Data to process
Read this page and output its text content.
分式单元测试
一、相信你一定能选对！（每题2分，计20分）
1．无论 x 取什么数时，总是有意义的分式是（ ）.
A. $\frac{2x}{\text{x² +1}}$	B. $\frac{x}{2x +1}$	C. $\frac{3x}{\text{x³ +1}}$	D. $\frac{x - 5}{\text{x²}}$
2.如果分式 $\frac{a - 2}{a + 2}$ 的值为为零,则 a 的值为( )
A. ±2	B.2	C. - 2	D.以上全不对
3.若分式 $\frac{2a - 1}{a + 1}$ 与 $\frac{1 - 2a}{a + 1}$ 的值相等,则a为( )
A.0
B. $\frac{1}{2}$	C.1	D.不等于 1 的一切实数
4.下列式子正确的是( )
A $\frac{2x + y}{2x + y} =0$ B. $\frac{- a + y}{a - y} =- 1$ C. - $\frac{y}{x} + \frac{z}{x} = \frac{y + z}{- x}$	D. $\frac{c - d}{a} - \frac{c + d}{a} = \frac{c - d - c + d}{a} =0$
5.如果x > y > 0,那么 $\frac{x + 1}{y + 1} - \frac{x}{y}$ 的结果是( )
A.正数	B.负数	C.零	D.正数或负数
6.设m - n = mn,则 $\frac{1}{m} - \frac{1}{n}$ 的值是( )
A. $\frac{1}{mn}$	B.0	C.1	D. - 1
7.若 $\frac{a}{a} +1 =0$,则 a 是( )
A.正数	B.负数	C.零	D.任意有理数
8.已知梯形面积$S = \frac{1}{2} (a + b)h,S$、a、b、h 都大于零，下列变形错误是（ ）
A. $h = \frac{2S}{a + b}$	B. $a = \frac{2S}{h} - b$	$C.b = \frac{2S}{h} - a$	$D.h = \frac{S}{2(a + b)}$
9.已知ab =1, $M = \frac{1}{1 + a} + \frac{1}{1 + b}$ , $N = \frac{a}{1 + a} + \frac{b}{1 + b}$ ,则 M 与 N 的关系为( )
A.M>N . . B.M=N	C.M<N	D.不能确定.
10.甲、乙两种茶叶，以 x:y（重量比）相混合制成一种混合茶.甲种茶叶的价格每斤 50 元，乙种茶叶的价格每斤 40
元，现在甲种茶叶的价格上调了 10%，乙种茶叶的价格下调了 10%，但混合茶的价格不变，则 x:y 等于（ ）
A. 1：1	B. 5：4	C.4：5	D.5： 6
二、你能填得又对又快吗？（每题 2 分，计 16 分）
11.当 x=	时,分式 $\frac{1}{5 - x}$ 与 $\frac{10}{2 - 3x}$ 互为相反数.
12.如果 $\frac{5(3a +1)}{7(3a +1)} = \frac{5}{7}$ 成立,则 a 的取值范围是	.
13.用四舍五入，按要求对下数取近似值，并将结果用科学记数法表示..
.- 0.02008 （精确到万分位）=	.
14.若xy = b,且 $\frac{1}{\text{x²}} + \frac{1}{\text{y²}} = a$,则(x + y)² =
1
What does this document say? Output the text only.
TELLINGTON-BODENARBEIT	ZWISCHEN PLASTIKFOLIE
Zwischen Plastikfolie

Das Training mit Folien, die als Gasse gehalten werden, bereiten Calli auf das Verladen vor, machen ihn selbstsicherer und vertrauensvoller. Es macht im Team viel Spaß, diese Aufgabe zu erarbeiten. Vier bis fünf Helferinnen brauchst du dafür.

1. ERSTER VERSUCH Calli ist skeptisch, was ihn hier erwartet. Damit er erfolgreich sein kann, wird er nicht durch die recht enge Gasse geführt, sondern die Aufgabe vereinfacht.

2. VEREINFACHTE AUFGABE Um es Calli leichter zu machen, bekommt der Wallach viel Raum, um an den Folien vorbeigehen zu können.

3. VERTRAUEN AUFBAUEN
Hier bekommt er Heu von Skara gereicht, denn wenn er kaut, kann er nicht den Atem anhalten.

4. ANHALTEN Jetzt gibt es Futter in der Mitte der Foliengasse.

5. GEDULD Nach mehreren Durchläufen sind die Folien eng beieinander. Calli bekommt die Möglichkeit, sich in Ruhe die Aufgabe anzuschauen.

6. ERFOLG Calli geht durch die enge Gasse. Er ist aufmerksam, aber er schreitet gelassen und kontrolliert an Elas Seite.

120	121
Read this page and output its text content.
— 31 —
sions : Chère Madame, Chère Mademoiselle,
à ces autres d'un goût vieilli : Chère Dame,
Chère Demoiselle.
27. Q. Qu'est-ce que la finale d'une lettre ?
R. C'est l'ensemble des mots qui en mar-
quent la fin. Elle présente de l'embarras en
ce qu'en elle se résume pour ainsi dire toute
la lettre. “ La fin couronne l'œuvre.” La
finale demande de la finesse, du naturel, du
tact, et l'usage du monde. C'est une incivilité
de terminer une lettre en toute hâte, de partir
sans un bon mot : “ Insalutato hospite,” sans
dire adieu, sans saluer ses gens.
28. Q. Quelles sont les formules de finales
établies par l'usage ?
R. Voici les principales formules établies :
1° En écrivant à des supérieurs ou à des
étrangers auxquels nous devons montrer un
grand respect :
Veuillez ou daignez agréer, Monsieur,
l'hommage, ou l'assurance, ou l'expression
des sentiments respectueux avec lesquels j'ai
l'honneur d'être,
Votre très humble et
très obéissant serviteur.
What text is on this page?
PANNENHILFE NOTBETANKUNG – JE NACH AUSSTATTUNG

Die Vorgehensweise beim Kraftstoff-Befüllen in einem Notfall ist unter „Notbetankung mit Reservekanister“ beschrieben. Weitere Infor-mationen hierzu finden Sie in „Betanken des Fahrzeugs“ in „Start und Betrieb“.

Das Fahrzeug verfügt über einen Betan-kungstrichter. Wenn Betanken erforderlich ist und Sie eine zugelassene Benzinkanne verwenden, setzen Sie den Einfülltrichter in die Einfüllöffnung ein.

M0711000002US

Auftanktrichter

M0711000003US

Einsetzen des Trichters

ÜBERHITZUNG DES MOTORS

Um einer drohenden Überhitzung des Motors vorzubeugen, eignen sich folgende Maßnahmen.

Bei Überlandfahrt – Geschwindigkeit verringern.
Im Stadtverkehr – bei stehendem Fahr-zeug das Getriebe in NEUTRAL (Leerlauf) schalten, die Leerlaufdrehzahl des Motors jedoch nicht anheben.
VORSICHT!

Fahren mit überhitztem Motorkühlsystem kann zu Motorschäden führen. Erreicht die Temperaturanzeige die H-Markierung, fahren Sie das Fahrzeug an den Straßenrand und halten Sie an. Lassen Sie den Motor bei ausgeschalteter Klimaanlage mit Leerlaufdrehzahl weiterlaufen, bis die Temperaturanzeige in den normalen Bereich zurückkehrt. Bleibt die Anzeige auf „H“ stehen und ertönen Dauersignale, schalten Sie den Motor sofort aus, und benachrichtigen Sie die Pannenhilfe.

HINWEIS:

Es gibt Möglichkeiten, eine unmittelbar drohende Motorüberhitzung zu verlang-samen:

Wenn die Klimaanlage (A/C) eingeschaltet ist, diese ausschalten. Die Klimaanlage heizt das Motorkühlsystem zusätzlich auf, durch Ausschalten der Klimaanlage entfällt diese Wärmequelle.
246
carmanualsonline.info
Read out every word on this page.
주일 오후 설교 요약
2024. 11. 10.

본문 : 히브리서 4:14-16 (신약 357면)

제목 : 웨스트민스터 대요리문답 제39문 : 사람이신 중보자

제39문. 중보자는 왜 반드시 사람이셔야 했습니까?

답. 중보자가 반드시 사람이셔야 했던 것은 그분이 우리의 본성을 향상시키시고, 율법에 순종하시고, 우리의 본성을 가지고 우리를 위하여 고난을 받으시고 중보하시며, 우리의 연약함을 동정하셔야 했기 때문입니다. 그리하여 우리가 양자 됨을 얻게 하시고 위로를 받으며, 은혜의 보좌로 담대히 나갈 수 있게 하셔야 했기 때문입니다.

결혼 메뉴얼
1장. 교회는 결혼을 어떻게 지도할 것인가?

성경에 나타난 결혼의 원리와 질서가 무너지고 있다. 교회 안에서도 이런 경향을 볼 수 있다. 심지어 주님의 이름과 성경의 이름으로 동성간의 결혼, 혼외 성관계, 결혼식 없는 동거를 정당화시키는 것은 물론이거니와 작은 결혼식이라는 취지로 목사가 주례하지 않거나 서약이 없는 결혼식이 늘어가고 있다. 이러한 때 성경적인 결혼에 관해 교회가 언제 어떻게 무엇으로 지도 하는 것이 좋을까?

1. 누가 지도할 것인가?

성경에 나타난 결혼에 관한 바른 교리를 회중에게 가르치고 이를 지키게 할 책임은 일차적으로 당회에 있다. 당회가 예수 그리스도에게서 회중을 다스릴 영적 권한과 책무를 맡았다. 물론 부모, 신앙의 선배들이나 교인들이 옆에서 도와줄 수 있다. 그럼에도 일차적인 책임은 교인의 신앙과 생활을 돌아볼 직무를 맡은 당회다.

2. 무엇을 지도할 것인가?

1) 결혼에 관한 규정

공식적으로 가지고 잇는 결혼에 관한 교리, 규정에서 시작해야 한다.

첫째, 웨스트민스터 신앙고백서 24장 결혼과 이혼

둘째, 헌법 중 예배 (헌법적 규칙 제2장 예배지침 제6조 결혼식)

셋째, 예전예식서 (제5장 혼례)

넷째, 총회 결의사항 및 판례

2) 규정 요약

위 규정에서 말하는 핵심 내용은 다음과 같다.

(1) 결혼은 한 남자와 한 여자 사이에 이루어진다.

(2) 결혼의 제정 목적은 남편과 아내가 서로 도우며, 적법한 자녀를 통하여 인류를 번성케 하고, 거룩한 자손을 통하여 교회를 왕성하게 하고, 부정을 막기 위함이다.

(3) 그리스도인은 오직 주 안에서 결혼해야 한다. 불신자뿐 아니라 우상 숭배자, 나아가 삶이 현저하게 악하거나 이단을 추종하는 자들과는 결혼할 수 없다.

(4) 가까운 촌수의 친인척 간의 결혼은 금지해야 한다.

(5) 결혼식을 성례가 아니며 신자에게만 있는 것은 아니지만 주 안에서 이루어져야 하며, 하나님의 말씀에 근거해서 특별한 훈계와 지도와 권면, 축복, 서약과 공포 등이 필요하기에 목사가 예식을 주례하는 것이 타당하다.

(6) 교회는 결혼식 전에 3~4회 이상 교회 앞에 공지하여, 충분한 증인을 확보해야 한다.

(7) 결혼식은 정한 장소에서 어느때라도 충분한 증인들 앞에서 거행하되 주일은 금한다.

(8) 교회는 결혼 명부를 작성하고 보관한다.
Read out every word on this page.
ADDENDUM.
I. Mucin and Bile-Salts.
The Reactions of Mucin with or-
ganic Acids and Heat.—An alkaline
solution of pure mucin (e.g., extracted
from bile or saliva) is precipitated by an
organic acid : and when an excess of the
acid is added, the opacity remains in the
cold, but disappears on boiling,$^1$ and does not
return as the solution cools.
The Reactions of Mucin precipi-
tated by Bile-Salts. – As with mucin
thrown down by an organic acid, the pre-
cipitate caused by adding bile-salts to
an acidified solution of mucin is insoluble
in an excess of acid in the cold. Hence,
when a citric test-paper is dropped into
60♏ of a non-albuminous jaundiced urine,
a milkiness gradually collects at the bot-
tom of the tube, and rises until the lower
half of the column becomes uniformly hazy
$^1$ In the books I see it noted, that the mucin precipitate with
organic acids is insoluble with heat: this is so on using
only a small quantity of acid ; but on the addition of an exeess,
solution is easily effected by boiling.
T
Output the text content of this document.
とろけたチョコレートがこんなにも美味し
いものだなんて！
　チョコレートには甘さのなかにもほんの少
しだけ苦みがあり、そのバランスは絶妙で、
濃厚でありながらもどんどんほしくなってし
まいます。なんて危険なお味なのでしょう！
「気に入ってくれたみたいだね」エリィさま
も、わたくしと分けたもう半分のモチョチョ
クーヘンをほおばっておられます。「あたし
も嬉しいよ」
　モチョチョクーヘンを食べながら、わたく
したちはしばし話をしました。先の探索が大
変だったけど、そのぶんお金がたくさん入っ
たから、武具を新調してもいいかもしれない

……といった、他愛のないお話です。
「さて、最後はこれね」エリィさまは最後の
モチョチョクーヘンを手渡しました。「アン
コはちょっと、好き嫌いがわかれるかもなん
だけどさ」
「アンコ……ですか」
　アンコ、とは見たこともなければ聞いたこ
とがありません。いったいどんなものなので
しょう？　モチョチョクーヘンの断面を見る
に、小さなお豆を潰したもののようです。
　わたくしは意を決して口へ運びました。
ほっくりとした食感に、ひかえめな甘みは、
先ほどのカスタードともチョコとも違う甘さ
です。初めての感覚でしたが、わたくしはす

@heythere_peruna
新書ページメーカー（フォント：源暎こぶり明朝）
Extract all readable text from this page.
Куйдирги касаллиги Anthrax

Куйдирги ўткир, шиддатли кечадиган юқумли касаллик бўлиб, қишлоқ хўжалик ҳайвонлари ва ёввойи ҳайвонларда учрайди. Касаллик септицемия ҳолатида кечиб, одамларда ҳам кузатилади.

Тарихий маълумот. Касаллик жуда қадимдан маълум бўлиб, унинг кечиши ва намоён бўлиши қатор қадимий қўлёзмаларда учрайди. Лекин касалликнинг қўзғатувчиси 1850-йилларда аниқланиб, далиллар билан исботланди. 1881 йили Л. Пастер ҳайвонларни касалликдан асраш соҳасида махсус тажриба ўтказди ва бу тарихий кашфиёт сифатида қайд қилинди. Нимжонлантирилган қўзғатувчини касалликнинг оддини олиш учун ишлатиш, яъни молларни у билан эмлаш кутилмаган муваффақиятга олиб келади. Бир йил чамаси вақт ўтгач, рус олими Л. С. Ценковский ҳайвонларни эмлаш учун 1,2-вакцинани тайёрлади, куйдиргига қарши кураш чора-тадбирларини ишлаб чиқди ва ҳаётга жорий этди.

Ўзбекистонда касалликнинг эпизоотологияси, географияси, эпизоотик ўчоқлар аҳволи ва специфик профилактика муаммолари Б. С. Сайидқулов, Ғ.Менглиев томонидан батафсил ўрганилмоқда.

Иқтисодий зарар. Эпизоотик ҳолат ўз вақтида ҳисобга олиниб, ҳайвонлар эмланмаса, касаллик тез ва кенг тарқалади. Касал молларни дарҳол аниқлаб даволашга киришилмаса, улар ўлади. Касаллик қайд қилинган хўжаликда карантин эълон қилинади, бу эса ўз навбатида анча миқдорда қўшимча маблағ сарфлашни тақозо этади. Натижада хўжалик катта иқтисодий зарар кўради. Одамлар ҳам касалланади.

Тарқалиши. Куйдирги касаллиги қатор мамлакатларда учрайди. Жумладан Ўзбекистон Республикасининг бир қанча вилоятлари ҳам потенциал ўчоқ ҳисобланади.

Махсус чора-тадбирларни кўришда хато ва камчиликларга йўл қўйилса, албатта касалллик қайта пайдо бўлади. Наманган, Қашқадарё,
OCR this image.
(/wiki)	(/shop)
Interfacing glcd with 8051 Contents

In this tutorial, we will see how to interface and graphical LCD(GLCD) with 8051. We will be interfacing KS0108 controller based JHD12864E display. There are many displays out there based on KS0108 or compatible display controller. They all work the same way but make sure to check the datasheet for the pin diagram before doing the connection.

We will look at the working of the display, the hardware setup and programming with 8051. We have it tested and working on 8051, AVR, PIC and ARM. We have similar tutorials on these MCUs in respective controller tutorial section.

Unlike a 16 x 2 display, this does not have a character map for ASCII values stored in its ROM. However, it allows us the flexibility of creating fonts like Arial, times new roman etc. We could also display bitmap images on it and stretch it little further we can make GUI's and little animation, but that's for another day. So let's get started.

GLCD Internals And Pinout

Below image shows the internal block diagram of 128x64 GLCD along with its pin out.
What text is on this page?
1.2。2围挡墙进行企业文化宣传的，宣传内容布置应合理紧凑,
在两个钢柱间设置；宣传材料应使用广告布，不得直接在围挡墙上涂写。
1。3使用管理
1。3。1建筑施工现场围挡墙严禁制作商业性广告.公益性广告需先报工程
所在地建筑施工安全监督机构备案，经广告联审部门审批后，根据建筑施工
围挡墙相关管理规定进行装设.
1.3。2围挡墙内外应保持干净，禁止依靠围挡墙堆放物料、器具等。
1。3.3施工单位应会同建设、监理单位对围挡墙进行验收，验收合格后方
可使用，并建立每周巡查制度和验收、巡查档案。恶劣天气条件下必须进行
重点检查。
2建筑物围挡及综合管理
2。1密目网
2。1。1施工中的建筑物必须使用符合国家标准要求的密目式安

The request
Report the number of lines in the listing where the string "cold" appears, and nothing besides.

Solution for this problem
2